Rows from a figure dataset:
↓

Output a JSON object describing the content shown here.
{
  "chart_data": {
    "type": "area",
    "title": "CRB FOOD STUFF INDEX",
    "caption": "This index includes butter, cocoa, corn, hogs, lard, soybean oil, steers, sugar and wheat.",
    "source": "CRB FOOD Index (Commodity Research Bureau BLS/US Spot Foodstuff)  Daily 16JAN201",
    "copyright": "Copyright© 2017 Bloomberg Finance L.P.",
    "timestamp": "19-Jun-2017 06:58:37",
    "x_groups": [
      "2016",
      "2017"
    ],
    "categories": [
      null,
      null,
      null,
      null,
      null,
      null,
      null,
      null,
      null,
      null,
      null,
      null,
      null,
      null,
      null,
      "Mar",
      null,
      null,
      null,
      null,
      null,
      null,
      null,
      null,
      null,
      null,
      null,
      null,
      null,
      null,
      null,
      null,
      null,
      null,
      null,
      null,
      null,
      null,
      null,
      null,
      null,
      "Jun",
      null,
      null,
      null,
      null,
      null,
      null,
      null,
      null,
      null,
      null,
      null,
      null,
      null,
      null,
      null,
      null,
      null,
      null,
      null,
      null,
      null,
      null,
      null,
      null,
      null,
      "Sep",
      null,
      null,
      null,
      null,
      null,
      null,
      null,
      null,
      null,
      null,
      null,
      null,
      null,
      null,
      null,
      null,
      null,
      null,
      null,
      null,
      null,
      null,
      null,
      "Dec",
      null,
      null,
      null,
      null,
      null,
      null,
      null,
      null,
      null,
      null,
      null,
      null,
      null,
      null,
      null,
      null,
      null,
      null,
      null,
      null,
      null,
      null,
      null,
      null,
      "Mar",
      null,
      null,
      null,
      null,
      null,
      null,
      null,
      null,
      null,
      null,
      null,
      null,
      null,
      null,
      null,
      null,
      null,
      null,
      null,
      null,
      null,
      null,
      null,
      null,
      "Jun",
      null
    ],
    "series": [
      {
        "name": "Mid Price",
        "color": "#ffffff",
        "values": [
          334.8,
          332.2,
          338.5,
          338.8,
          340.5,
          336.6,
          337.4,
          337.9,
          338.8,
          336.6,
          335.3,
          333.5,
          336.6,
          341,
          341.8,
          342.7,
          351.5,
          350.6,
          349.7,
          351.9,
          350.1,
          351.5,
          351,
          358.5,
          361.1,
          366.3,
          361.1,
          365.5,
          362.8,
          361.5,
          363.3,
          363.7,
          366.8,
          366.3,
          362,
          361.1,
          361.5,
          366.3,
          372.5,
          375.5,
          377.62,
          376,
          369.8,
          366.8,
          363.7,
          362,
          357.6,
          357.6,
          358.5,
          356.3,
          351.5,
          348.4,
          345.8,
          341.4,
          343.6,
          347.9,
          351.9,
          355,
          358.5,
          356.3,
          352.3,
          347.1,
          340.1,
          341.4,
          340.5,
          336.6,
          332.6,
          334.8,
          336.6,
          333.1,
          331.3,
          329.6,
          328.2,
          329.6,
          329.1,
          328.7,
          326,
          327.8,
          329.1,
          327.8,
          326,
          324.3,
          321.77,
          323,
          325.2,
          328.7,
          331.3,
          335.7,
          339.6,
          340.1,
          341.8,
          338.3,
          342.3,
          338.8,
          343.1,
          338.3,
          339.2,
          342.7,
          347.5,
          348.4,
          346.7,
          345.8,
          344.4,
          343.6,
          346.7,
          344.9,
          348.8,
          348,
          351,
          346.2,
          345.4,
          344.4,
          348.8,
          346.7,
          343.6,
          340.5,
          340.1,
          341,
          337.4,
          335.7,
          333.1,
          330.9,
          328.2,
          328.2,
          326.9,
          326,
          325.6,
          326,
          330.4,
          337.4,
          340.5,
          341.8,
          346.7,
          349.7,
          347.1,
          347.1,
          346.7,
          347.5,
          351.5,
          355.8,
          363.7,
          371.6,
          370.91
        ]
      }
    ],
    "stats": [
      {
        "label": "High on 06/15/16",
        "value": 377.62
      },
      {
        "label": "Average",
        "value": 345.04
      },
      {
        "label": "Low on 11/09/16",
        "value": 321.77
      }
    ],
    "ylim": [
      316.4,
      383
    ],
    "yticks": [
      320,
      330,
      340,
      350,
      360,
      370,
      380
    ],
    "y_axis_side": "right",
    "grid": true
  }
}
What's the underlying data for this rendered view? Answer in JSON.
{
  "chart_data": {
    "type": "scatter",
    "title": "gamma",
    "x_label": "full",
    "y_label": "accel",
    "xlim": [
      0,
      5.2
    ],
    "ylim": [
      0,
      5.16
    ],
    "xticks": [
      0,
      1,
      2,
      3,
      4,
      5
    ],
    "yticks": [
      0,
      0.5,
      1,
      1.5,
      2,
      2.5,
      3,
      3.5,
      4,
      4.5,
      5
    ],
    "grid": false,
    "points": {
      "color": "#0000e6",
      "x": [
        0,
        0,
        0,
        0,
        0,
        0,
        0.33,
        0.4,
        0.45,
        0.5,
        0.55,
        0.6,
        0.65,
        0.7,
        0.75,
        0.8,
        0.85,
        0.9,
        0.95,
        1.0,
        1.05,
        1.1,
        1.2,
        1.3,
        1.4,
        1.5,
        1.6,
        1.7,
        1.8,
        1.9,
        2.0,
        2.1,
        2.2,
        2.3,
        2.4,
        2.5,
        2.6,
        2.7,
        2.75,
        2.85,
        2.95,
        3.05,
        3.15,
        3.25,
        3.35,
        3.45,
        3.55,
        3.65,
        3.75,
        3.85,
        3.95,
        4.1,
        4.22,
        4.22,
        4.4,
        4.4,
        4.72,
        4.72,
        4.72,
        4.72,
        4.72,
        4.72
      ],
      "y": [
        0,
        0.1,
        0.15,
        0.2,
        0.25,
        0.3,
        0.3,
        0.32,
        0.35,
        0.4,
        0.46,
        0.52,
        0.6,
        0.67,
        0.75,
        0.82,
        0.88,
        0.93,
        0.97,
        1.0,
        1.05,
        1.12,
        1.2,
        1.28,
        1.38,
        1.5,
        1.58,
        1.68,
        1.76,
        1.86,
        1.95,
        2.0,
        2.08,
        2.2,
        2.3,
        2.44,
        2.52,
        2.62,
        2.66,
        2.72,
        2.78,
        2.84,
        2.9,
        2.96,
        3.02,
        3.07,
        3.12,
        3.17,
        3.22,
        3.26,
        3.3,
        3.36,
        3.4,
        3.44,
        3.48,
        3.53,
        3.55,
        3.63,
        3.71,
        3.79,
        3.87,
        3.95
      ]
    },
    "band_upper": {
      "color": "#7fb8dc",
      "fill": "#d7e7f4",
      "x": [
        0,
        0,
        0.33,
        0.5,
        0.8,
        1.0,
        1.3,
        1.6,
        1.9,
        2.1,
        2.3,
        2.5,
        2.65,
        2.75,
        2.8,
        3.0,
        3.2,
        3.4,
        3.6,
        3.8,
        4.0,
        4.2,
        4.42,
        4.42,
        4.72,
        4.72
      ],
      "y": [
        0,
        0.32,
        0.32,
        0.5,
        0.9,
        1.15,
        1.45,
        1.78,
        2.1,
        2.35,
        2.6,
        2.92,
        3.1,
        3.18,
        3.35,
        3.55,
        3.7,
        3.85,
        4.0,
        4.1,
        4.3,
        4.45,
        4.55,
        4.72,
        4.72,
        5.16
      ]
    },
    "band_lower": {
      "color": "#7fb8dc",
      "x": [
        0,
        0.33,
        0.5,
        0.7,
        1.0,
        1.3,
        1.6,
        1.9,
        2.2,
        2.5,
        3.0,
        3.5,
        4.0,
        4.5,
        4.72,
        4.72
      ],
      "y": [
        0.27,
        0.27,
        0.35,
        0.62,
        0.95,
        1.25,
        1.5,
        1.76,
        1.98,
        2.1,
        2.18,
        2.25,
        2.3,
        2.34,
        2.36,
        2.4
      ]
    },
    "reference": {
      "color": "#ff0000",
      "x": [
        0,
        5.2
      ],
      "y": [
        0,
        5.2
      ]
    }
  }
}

↑

#### [Short exercise]
Find all lines with "title" in them and copy each one.

#### [Response below]
    "title": "CRB FOOD STUFF INDEX",
    "title": "gamma",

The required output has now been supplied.